## Directive
Below are some records; work out how many of their lines contain "name" and give the number only.

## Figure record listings
====
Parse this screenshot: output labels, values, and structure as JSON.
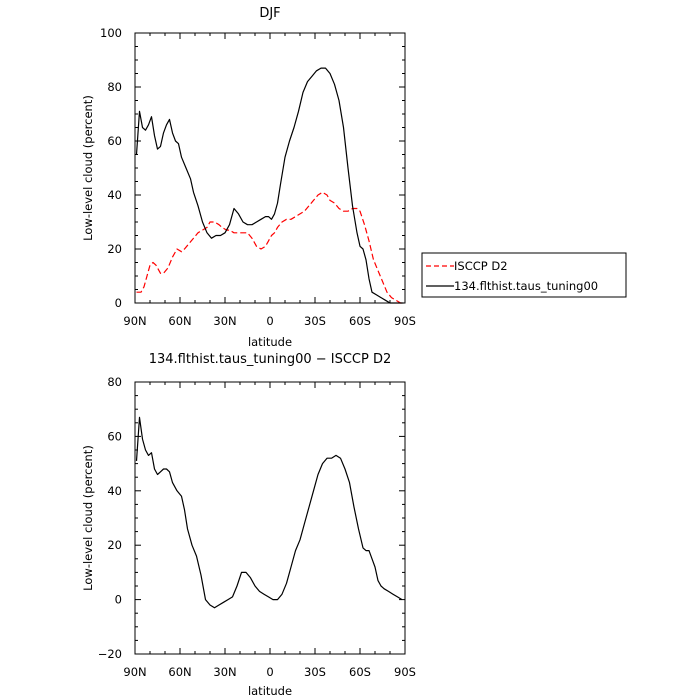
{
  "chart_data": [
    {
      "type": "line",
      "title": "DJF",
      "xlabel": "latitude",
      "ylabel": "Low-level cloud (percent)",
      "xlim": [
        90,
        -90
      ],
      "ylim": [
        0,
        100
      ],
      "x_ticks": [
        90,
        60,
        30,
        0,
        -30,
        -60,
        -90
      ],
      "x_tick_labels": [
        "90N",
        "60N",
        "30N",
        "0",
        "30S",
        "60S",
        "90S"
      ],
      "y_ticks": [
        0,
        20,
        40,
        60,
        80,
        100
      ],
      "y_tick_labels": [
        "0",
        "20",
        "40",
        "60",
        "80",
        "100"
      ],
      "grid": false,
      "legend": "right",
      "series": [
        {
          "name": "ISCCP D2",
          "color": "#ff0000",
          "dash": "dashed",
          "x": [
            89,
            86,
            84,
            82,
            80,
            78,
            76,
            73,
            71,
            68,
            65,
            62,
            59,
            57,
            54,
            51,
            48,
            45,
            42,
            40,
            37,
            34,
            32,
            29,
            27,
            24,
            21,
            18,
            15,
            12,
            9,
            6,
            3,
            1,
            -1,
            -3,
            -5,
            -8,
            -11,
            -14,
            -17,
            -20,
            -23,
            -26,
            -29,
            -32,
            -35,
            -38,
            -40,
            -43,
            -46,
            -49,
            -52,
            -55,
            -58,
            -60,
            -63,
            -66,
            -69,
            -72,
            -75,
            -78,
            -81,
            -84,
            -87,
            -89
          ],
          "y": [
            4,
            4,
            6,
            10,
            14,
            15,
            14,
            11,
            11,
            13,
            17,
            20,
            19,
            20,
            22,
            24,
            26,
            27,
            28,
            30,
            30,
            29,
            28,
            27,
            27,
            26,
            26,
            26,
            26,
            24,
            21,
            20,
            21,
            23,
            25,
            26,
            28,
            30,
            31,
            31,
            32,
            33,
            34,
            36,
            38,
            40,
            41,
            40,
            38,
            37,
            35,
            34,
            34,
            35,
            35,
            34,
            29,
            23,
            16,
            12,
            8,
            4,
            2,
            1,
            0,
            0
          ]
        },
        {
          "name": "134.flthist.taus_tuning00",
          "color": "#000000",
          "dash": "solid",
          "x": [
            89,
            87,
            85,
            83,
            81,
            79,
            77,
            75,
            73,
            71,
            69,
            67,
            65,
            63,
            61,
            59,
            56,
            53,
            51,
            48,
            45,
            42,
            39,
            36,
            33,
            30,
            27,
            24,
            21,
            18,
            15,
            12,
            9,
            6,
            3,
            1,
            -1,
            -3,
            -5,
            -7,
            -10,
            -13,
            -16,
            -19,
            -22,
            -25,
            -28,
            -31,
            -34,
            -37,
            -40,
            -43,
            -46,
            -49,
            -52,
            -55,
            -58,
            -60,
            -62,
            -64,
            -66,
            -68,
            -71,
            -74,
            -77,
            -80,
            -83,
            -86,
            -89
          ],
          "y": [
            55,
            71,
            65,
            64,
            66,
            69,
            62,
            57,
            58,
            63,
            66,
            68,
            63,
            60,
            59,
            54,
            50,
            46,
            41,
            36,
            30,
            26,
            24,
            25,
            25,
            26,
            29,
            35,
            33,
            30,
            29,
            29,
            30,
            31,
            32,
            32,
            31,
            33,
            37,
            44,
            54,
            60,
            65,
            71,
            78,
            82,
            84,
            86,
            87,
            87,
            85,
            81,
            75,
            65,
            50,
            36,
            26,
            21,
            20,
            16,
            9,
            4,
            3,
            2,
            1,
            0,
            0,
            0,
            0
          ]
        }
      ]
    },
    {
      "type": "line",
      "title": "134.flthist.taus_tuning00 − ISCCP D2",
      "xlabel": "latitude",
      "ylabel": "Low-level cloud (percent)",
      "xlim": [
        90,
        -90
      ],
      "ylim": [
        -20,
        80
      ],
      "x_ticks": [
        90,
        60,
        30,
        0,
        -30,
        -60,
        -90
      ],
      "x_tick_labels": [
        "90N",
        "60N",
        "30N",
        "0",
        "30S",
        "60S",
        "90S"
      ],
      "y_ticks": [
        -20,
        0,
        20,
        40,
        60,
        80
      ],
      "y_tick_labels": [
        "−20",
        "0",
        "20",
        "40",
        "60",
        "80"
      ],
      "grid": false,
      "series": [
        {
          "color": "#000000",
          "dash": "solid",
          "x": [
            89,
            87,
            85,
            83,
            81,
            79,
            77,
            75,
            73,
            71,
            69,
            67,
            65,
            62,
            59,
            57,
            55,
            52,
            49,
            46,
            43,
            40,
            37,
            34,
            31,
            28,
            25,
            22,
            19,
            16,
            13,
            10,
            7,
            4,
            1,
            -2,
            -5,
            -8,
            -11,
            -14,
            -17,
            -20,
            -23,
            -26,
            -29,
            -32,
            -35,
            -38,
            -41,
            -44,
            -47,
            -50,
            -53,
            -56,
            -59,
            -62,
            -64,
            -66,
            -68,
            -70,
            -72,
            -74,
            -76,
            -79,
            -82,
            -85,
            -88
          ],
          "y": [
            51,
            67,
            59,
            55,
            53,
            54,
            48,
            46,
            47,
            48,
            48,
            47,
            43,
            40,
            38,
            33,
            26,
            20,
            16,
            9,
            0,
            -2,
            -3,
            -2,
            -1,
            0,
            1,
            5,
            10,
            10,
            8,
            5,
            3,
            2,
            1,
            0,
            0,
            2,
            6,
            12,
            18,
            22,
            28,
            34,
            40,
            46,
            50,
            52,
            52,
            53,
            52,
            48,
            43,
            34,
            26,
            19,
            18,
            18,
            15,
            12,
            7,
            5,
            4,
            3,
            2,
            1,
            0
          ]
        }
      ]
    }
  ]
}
====
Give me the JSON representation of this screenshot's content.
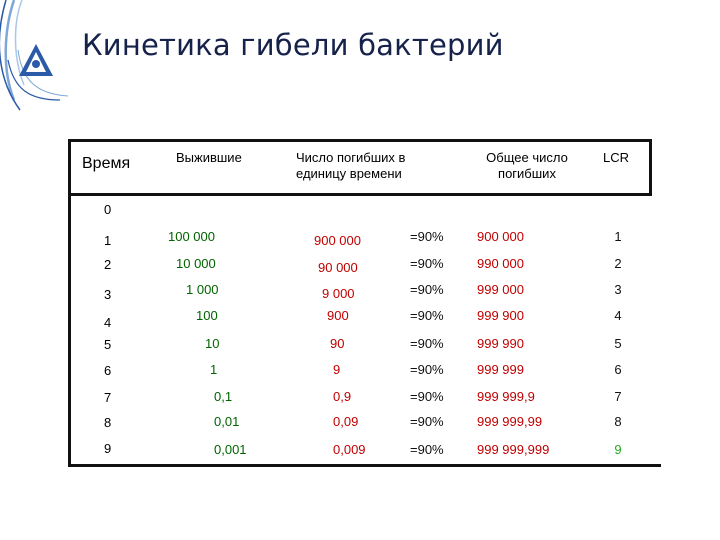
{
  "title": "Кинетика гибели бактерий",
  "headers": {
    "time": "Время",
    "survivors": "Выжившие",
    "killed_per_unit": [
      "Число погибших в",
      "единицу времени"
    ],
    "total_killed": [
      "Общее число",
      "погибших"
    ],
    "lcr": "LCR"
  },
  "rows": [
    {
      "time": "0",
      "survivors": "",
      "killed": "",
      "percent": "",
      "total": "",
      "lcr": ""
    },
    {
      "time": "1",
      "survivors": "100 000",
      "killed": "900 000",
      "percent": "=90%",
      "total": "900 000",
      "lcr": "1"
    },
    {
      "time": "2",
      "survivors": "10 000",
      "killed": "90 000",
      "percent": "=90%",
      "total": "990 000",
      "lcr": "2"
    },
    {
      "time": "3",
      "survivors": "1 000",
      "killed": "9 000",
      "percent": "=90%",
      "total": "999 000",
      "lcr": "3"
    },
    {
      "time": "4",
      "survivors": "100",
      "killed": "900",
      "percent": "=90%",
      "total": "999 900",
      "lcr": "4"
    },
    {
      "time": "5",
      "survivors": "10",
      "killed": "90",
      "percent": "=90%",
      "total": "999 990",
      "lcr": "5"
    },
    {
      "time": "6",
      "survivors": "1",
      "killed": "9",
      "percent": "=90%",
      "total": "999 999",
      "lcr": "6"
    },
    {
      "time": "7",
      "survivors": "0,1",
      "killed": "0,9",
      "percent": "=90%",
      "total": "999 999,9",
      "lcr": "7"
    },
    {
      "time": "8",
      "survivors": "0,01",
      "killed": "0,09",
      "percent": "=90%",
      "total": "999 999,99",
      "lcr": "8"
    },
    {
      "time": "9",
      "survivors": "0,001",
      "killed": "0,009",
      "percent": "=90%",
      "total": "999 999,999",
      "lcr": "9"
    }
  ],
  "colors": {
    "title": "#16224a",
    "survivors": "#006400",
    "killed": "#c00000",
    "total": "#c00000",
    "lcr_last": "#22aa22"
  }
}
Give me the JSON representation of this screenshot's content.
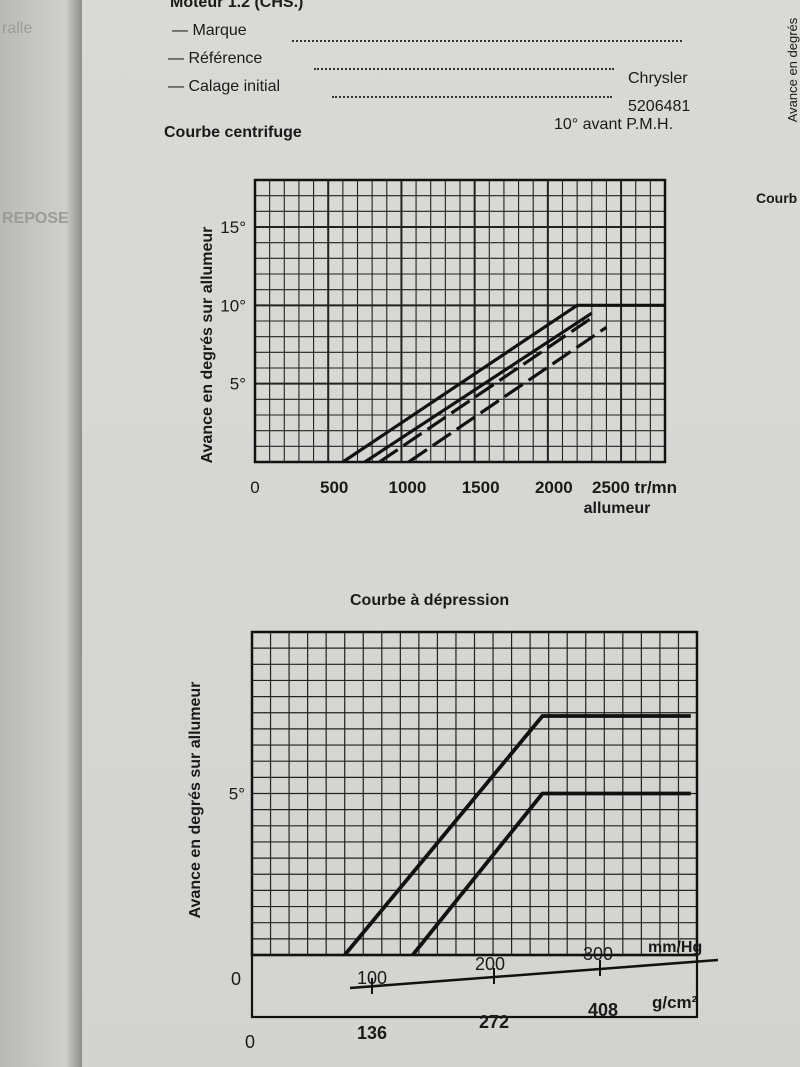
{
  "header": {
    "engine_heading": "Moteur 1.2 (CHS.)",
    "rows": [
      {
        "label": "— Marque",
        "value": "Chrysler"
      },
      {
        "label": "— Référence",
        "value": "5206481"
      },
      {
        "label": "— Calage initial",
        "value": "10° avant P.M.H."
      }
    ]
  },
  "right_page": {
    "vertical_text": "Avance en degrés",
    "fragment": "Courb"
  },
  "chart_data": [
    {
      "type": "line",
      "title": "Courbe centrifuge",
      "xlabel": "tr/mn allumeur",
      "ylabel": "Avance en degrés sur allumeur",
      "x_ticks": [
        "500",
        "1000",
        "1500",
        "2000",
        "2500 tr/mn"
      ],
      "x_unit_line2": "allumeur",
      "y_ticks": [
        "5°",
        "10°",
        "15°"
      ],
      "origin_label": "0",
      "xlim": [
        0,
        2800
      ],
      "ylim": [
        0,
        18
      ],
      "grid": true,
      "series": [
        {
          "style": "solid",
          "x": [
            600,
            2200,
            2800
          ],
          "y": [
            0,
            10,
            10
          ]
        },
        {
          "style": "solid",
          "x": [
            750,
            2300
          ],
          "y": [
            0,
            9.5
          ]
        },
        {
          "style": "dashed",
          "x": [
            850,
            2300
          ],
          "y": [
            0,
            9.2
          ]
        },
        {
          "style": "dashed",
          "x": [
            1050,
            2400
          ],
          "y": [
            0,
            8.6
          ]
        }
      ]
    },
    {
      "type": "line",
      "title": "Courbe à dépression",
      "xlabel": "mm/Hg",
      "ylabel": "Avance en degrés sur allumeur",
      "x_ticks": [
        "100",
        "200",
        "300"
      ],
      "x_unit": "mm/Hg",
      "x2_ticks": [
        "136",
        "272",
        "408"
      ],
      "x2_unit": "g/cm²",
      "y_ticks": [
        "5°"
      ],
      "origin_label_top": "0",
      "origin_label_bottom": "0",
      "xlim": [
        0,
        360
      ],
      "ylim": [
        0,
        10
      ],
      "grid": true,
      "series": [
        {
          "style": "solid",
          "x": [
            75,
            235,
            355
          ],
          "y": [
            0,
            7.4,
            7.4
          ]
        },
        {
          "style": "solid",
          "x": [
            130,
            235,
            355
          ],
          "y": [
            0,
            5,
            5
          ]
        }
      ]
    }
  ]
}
====
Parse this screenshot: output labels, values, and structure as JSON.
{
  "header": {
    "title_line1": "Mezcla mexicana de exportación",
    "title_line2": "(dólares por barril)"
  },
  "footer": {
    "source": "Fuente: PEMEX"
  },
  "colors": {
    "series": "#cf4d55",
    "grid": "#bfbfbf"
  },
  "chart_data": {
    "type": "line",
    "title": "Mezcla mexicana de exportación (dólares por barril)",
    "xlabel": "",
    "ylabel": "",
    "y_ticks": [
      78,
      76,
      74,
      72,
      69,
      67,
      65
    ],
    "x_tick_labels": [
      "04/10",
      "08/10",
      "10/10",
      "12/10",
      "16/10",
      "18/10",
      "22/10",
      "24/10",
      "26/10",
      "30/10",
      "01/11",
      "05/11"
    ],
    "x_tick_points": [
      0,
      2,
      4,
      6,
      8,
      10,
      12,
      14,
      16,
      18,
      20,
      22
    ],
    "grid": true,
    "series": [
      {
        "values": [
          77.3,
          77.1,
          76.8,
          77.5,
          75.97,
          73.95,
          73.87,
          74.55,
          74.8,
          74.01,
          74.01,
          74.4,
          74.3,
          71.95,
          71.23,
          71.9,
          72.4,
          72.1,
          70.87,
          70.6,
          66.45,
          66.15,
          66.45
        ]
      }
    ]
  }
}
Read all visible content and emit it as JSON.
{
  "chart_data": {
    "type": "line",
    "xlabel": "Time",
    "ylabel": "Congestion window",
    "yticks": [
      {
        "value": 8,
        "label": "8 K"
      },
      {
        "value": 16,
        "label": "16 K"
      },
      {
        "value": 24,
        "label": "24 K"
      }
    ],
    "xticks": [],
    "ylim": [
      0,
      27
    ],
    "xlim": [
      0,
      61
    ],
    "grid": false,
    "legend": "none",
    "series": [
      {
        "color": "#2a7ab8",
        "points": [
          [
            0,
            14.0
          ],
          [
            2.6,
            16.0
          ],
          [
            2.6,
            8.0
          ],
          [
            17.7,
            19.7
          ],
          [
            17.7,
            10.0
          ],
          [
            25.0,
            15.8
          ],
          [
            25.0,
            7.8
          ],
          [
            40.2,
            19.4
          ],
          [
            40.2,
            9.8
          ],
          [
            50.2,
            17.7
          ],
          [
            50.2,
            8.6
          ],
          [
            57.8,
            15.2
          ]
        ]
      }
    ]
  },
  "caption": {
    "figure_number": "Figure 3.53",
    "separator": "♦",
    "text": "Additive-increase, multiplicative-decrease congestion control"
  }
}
====
## Response to this exercise
2